§ **Prompt**:
Gather up the lines that contain "eighth".

§ **Recorded information**:
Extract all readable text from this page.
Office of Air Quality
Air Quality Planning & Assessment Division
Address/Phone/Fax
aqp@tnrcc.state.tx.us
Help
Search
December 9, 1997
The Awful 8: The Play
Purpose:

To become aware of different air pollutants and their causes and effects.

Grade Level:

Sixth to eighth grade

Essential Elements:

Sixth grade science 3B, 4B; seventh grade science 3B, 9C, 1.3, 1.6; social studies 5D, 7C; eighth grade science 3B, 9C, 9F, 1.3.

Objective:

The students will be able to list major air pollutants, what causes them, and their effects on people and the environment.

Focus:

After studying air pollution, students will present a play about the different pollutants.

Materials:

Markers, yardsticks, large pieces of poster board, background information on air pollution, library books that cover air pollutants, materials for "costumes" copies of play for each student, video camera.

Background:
...
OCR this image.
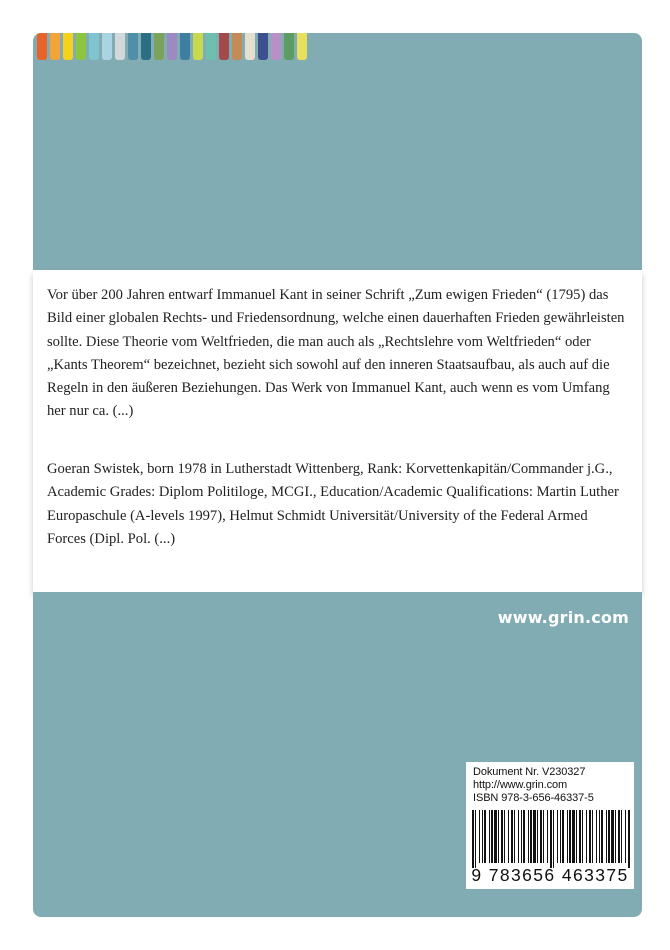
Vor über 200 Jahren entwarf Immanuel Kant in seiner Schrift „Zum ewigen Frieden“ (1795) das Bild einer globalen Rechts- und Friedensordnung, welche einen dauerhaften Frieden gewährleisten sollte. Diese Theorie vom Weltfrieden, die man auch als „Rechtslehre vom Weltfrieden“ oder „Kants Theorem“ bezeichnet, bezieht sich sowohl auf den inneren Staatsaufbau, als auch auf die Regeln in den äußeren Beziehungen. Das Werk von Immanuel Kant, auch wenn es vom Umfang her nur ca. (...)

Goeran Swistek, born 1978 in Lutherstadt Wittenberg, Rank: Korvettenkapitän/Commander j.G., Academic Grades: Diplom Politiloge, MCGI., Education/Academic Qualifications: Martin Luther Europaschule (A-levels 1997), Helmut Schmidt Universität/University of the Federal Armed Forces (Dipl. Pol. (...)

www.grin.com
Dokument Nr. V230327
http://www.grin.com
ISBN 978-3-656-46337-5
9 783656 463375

§ **Exercise output**:
Sixth to eighth grade
Sixth grade science 3B, 4B; seventh grade science 3B, 9C, 1.3, 1.6; social studies 5D, 7C; eighth grade science 3B, 9C, 9F, 1.3.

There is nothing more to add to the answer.